◆ EXERCISE BRIEF
Copy every line from the data below in which the string "Earnings" can be found.

-- start DATA FOR THIS EXERCISE --

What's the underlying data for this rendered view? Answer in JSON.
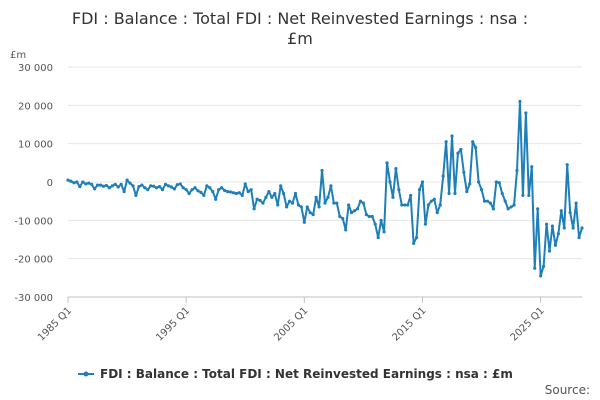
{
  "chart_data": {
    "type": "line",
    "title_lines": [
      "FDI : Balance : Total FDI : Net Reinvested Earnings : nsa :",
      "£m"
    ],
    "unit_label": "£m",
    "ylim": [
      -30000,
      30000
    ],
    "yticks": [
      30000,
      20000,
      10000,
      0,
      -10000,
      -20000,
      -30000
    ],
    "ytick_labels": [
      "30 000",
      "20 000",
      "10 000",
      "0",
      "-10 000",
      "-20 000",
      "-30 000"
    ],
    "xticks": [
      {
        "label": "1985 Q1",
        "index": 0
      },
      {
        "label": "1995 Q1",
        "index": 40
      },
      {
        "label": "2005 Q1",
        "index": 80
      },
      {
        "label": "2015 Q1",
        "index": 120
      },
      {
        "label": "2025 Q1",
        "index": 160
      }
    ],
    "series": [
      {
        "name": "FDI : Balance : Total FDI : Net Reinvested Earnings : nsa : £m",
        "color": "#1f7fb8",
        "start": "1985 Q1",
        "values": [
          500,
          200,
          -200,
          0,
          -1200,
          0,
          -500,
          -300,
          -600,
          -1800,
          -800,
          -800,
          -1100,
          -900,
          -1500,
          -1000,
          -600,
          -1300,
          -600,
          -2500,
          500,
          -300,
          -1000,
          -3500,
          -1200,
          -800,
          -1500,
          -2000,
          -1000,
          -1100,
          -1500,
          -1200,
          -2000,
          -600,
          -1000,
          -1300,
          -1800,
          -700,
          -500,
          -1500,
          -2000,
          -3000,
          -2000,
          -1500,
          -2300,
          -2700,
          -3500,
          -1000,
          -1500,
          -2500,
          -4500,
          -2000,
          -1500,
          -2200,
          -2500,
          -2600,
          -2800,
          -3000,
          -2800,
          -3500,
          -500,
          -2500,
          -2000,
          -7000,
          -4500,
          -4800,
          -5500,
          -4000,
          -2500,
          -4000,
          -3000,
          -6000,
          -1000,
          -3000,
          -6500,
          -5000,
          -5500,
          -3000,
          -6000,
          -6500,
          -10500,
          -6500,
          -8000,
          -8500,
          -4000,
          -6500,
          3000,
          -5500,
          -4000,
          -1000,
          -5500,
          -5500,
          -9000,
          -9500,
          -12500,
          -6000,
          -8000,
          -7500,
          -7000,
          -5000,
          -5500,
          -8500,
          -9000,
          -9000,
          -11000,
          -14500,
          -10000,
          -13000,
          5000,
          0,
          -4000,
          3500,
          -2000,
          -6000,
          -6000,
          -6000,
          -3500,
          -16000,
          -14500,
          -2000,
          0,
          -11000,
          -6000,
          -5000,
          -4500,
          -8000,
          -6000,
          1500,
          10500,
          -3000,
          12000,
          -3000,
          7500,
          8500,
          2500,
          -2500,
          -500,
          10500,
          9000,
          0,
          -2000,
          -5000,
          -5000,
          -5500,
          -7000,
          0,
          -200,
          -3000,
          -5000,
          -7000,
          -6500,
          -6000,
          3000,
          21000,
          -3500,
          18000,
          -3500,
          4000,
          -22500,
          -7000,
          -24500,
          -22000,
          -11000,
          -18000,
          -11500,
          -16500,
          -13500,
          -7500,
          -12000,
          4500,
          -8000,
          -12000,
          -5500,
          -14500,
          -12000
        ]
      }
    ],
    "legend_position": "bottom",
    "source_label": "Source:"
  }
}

-- end DATA FOR THIS EXERCISE --

◆ TASK SOLUTION
      "FDI : Balance : Total FDI : Net Reinvested Earnings : nsa :",
        "name": "FDI : Balance : Total FDI : Net Reinvested Earnings : nsa : £m",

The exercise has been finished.